### Raw records
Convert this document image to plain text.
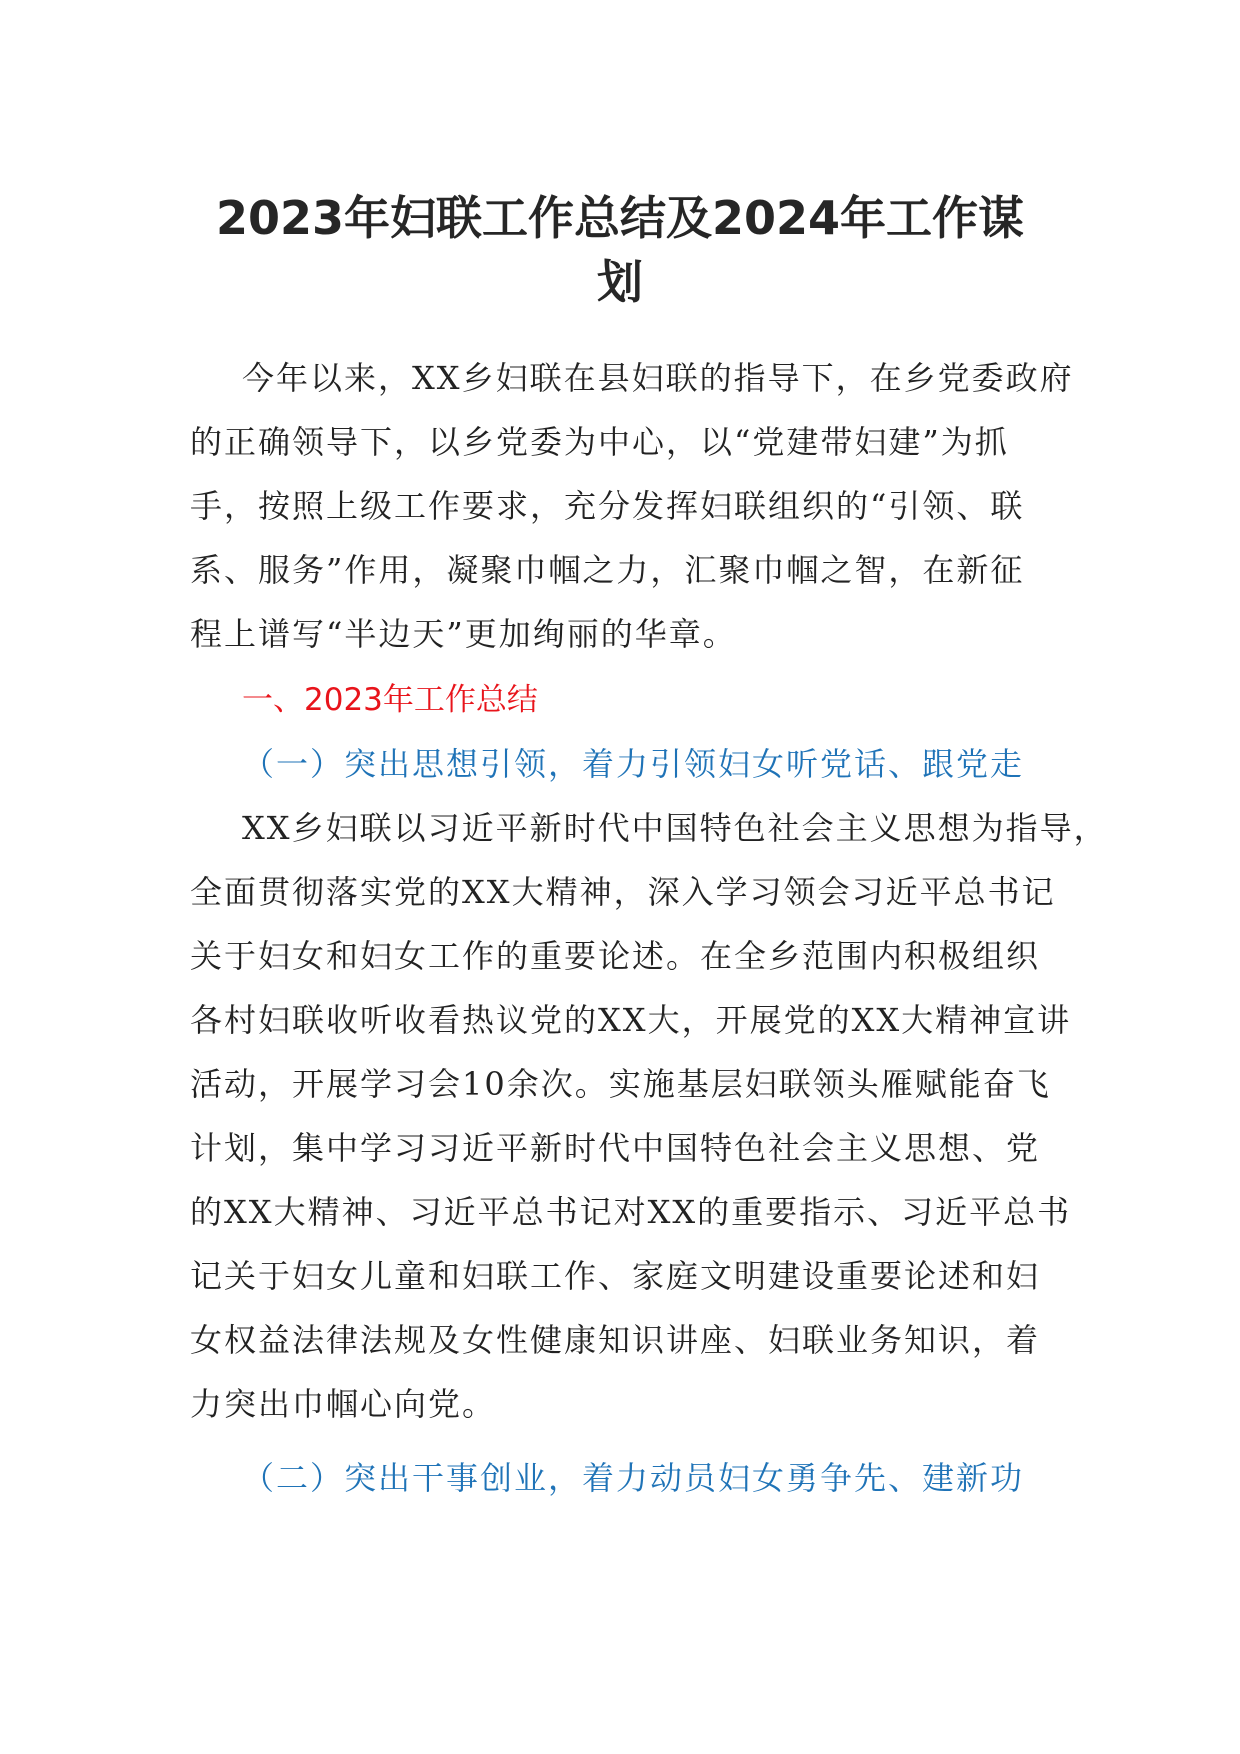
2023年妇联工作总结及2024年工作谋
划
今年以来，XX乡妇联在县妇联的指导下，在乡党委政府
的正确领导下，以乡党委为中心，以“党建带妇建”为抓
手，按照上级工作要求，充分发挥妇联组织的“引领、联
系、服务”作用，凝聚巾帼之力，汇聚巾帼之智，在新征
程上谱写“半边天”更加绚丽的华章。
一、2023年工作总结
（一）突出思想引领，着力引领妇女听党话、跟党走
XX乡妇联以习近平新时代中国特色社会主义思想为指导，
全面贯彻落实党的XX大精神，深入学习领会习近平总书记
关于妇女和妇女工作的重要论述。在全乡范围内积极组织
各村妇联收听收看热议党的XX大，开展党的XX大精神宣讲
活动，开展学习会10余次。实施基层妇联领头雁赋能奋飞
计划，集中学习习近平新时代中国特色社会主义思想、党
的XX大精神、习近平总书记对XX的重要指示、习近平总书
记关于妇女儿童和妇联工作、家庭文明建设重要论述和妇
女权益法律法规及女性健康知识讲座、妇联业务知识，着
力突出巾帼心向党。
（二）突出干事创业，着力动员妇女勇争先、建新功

==

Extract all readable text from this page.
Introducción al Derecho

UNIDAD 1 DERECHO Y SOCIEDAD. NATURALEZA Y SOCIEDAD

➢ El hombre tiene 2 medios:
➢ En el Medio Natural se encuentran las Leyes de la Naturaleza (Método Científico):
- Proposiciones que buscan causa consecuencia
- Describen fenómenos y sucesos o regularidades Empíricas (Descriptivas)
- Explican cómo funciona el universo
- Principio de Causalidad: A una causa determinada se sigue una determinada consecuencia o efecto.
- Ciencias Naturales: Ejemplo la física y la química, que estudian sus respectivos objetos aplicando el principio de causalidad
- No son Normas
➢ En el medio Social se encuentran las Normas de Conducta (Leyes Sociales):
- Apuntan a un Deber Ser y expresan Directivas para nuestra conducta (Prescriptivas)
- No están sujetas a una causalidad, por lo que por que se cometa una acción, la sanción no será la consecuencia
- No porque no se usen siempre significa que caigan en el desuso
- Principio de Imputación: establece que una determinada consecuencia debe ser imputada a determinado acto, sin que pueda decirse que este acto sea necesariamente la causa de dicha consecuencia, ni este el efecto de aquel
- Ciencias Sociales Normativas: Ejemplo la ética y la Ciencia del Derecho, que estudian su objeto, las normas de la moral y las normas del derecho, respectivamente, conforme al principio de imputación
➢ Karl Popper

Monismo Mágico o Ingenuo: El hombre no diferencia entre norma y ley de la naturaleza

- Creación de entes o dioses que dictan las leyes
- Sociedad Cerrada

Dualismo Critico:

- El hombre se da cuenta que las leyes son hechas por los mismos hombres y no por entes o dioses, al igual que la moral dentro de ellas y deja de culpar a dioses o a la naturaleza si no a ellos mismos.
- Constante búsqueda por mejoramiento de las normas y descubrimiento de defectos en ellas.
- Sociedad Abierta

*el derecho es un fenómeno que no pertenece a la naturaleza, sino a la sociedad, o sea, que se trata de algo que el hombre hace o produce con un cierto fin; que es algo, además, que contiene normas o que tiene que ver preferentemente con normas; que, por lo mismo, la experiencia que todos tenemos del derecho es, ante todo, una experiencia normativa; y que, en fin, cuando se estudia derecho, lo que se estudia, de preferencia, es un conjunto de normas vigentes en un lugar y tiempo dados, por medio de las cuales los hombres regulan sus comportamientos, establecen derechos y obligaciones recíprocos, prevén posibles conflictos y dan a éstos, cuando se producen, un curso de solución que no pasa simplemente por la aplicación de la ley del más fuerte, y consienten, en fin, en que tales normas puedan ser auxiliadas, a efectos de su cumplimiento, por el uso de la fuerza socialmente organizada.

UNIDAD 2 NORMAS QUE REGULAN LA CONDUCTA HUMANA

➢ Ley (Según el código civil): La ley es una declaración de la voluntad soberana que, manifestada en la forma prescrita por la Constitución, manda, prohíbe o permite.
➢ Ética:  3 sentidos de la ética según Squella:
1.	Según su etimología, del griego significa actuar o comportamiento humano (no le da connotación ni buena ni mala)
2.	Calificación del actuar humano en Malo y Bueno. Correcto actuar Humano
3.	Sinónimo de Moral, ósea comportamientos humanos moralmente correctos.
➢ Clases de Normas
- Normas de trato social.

### Prompt
Scan the material for lines with the word "encuentran", and copy each line you find.

### The reply
➢ En el Medio Natural se encuentran las Leyes de la Naturaleza (Método Científico):
➢ En el medio Social se encuentran las Normas de Conducta (Leyes Sociales):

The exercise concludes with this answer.